— start —
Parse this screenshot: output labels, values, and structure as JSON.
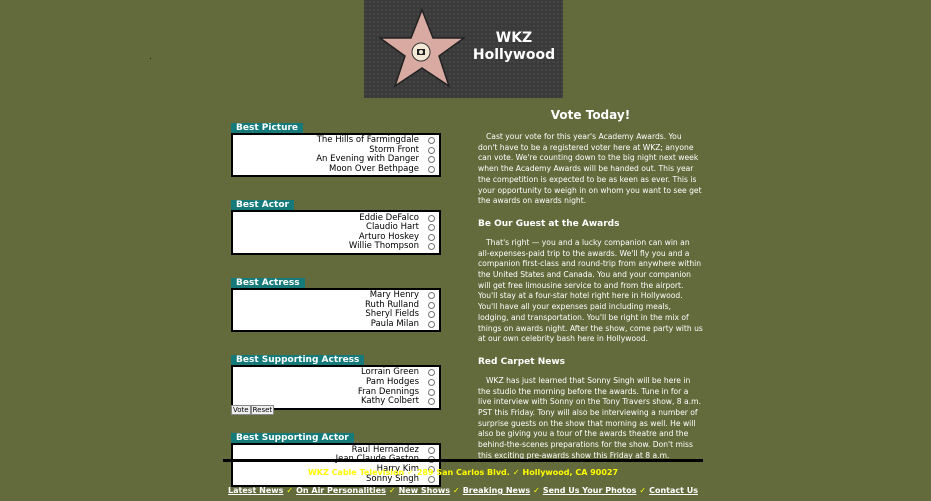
{
  "logo": {
    "line1": "WKZ",
    "line2": "Hollywood",
    "icon": "hollywood-star-icon"
  },
  "ballot": {
    "categories": [
      {
        "title": "Best Picture",
        "nominees": [
          "The Hills of Farmingdale",
          "Storm Front",
          "An Evening with Danger",
          "Moon Over Bethpage"
        ]
      },
      {
        "title": "Best Actor",
        "nominees": [
          "Eddie DeFalco",
          "Claudio Hart",
          "Arturo Hoskey",
          "Willie Thompson"
        ]
      },
      {
        "title": "Best Actress",
        "nominees": [
          "Mary Henry",
          "Ruth Rulland",
          "Sheryl Fields",
          "Paula Milan"
        ]
      },
      {
        "title": "Best Supporting Actress",
        "nominees": [
          "Lorrain Green",
          "Pam Hodges",
          "Fran Dennings",
          "Kathy Colbert"
        ]
      },
      {
        "title": "Best Supporting Actor",
        "nominees": [
          "Raul Hernandez",
          "Jean Claude Gaston",
          "Harry Kim",
          "Sonny Singh"
        ]
      }
    ],
    "vote_label": "Vote",
    "reset_label": "Reset"
  },
  "article": {
    "title": "Vote Today!",
    "intro": "Cast your vote for this year's Academy Awards. You don't have to be a registered voter here at WKZ; anyone can vote. We're counting down to the big night next week when the Academy Awards will be handed out. This year the competition is expected to be as keen as ever. This is your opportunity to weigh in on whom you want to see get the awards on awards night.",
    "section1_heading": "Be Our Guest at the Awards",
    "section1_body": "That's right — you and a lucky companion can win an all-expenses-paid trip to the awards. We'll fly you and a companion first-class and round-trip from anywhere within the United States and Canada. You and your companion will get free limousine service to and from the airport. You'll stay at a four-star hotel right here in Hollywood. You'll have all your expenses paid including meals, lodging, and transportation. You'll be right in the mix of things on awards night. After the show, come party with us at our own celebrity bash here in Hollywood.",
    "section2_heading": "Red Carpet News",
    "section2_body": "WKZ has just learned that Sonny Singh will be here in the studio the morning before the awards. Tune in for a live interview with Sonny on the Tony Travers show, 8 a.m. PST this Friday. Tony will also be interviewing a number of surprise guests on the show that morning as well. He will also be giving you a tour of the awards theatre and the behind-the-scenes preparations for the show. Don't miss this exciting pre-awards show this Friday at 8 a.m."
  },
  "footer": {
    "address_parts": [
      "WKZ Cable Television",
      "289 San Carlos Blvd.",
      "Hollywood, CA 90027"
    ],
    "nav": [
      "Latest News",
      "On Air Personalities",
      "New Shows",
      "Breaking News",
      "Send Us Your Photos",
      "Contact Us"
    ],
    "separator": "✓"
  },
  "colors": {
    "background": "#636b3c",
    "tab": "#177a7a",
    "accent": "#ffff00"
  }
}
— end —
Task statement
An exact transcription of all the entries is required, without the pictures.

Written reply
Parse this screenshot: output labels, values, and structure as JSON.
{
  "logo": {
    "line1": "WKZ",
    "line2": "Hollywood",
    "icon": "hollywood-star-icon"
  },
  "ballot": {
    "categories": [
      {
        "title": "Best Picture",
        "nominees": [
          "The Hills of Farmingdale",
          "Storm Front",
          "An Evening with Danger",
          "Moon Over Bethpage"
        ]
      },
      {
        "title": "Best Actor",
        "nominees": [
          "Eddie DeFalco",
          "Claudio Hart",
          "Arturo Hoskey",
          "Willie Thompson"
        ]
      },
      {
        "title": "Best Actress",
        "nominees": [
          "Mary Henry",
          "Ruth Rulland",
          "Sheryl Fields",
          "Paula Milan"
        ]
      },
      {
        "title": "Best Supporting Actress",
        "nominees": [
          "Lorrain Green",
          "Pam Hodges",
          "Fran Dennings",
          "Kathy Colbert"
        ]
      },
      {
        "title": "Best Supporting Actor",
        "nominees": [
          "Raul Hernandez",
          "Jean Claude Gaston",
          "Harry Kim",
          "Sonny Singh"
        ]
      }
    ],
    "vote_label": "Vote",
    "reset_label": "Reset"
  },
  "article": {
    "title": "Vote Today!",
    "intro": "Cast your vote for this year's Academy Awards. You don't have to be a registered voter here at WKZ; anyone can vote. We're counting down to the big night next week when the Academy Awards will be handed out. This year the competition is expected to be as keen as ever. This is your opportunity to weigh in on whom you want to see get the awards on awards night.",
    "section1_heading": "Be Our Guest at the Awards",
    "section1_body": "That's right — you and a lucky companion can win an all-expenses-paid trip to the awards. We'll fly you and a companion first-class and round-trip from anywhere within the United States and Canada. You and your companion will get free limousine service to and from the airport. You'll stay at a four-star hotel right here in Hollywood. You'll have all your expenses paid including meals, lodging, and transportation. You'll be right in the mix of things on awards night. After the show, come party with us at our own celebrity bash here in Hollywood.",
    "section2_heading": "Red Carpet News",
    "section2_body": "WKZ has just learned that Sonny Singh will be here in the studio the morning before the awards. Tune in for a live interview with Sonny on the Tony Travers show, 8 a.m. PST this Friday. Tony will also be interviewing a number of surprise guests on the show that morning as well. He will also be giving you a tour of the awards theatre and the behind-the-scenes preparations for the show. Don't miss this exciting pre-awards show this Friday at 8 a.m."
  },
  "footer": {
    "address_parts": [
      "WKZ Cable Television",
      "289 San Carlos Blvd.",
      "Hollywood, CA 90027"
    ],
    "nav": [
      "Latest News",
      "On Air Personalities",
      "New Shows",
      "Breaking News",
      "Send Us Your Photos",
      "Contact Us"
    ],
    "separator": "✓"
  },
  "colors": {
    "background": "#636b3c",
    "tab": "#177a7a",
    "accent": "#ffff00"
  }
}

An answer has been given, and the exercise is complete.